Goal -
Without changing a character, return the entries, but not the images they hold.
++++++++++
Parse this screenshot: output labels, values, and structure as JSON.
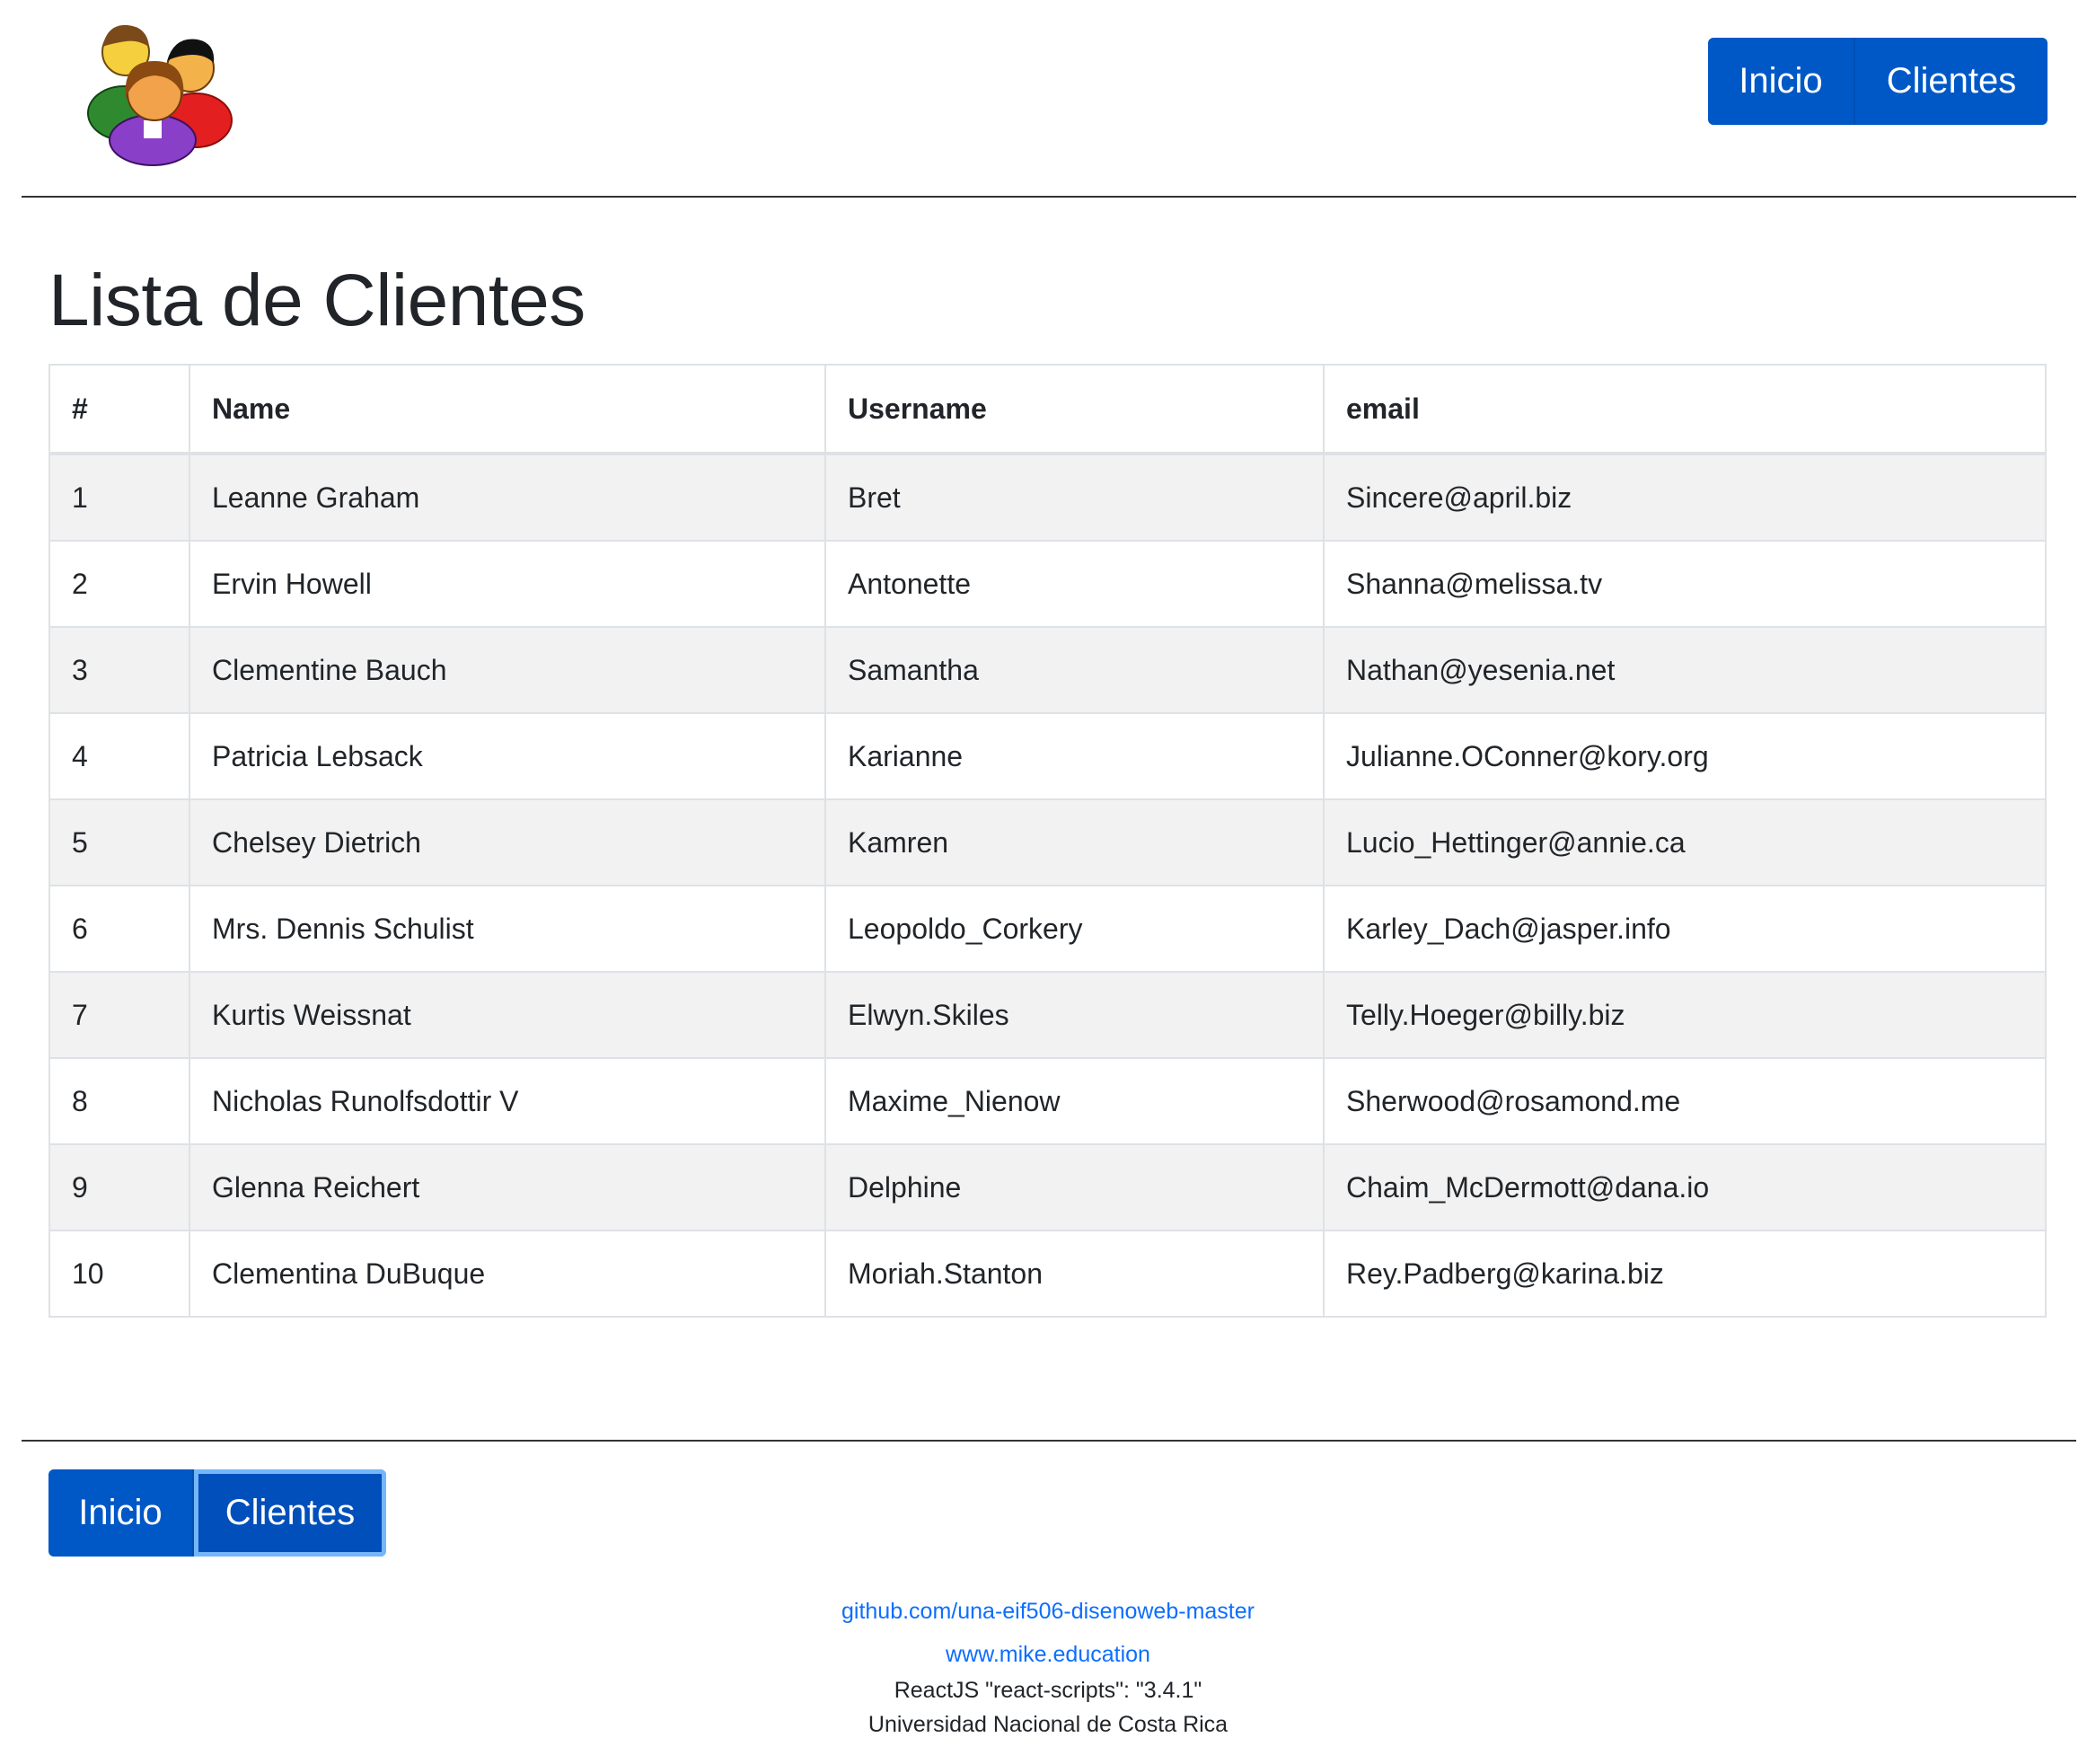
{
  "nav": {
    "top": {
      "inicio": "Inicio",
      "clientes": "Clientes"
    },
    "bottom": {
      "inicio": "Inicio",
      "clientes": "Clientes"
    }
  },
  "logo": {
    "icon": "users-group-icon"
  },
  "main": {
    "title": "Lista de Clientes",
    "table": {
      "headers": [
        "#",
        "Name",
        "Username",
        "email"
      ],
      "rows": [
        [
          "1",
          "Leanne Graham",
          "Bret",
          "Sincere@april.biz"
        ],
        [
          "2",
          "Ervin Howell",
          "Antonette",
          "Shanna@melissa.tv"
        ],
        [
          "3",
          "Clementine Bauch",
          "Samantha",
          "Nathan@yesenia.net"
        ],
        [
          "4",
          "Patricia Lebsack",
          "Karianne",
          "Julianne.OConner@kory.org"
        ],
        [
          "5",
          "Chelsey Dietrich",
          "Kamren",
          "Lucio_Hettinger@annie.ca"
        ],
        [
          "6",
          "Mrs. Dennis Schulist",
          "Leopoldo_Corkery",
          "Karley_Dach@jasper.info"
        ],
        [
          "7",
          "Kurtis Weissnat",
          "Elwyn.Skiles",
          "Telly.Hoeger@billy.biz"
        ],
        [
          "8",
          "Nicholas Runolfsdottir V",
          "Maxime_Nienow",
          "Sherwood@rosamond.me"
        ],
        [
          "9",
          "Glenna Reichert",
          "Delphine",
          "Chaim_McDermott@dana.io"
        ],
        [
          "10",
          "Clementina DuBuque",
          "Moriah.Stanton",
          "Rey.Padberg@karina.biz"
        ]
      ]
    }
  },
  "footer": {
    "repo_link": "github.com/una-eif506-disenoweb-master",
    "site_link": "www.mike.education",
    "react_info": "ReactJS \"react-scripts\": \"3.4.1\"",
    "university": "Universidad Nacional de Costa Rica"
  },
  "colors": {
    "primary": "#0058c6",
    "link": "#0d6efd",
    "stripe": "#f2f2f2"
  }
}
++++++++++
Written solution -
Parse this screenshot: output labels, values, and structure as JSON.
{
  "nav": {
    "top": {
      "inicio": "Inicio",
      "clientes": "Clientes"
    },
    "bottom": {
      "inicio": "Inicio",
      "clientes": "Clientes"
    }
  },
  "logo": {
    "icon": "users-group-icon"
  },
  "main": {
    "title": "Lista de Clientes",
    "table": {
      "headers": [
        "#",
        "Name",
        "Username",
        "email"
      ],
      "rows": [
        [
          "1",
          "Leanne Graham",
          "Bret",
          "Sincere@april.biz"
        ],
        [
          "2",
          "Ervin Howell",
          "Antonette",
          "Shanna@melissa.tv"
        ],
        [
          "3",
          "Clementine Bauch",
          "Samantha",
          "Nathan@yesenia.net"
        ],
        [
          "4",
          "Patricia Lebsack",
          "Karianne",
          "Julianne.OConner@kory.org"
        ],
        [
          "5",
          "Chelsey Dietrich",
          "Kamren",
          "Lucio_Hettinger@annie.ca"
        ],
        [
          "6",
          "Mrs. Dennis Schulist",
          "Leopoldo_Corkery",
          "Karley_Dach@jasper.info"
        ],
        [
          "7",
          "Kurtis Weissnat",
          "Elwyn.Skiles",
          "Telly.Hoeger@billy.biz"
        ],
        [
          "8",
          "Nicholas Runolfsdottir V",
          "Maxime_Nienow",
          "Sherwood@rosamond.me"
        ],
        [
          "9",
          "Glenna Reichert",
          "Delphine",
          "Chaim_McDermott@dana.io"
        ],
        [
          "10",
          "Clementina DuBuque",
          "Moriah.Stanton",
          "Rey.Padberg@karina.biz"
        ]
      ]
    }
  },
  "footer": {
    "repo_link": "github.com/una-eif506-disenoweb-master",
    "site_link": "www.mike.education",
    "react_info": "ReactJS \"react-scripts\": \"3.4.1\"",
    "university": "Universidad Nacional de Costa Rica"
  },
  "colors": {
    "primary": "#0058c6",
    "link": "#0d6efd",
    "stripe": "#f2f2f2"
  }
}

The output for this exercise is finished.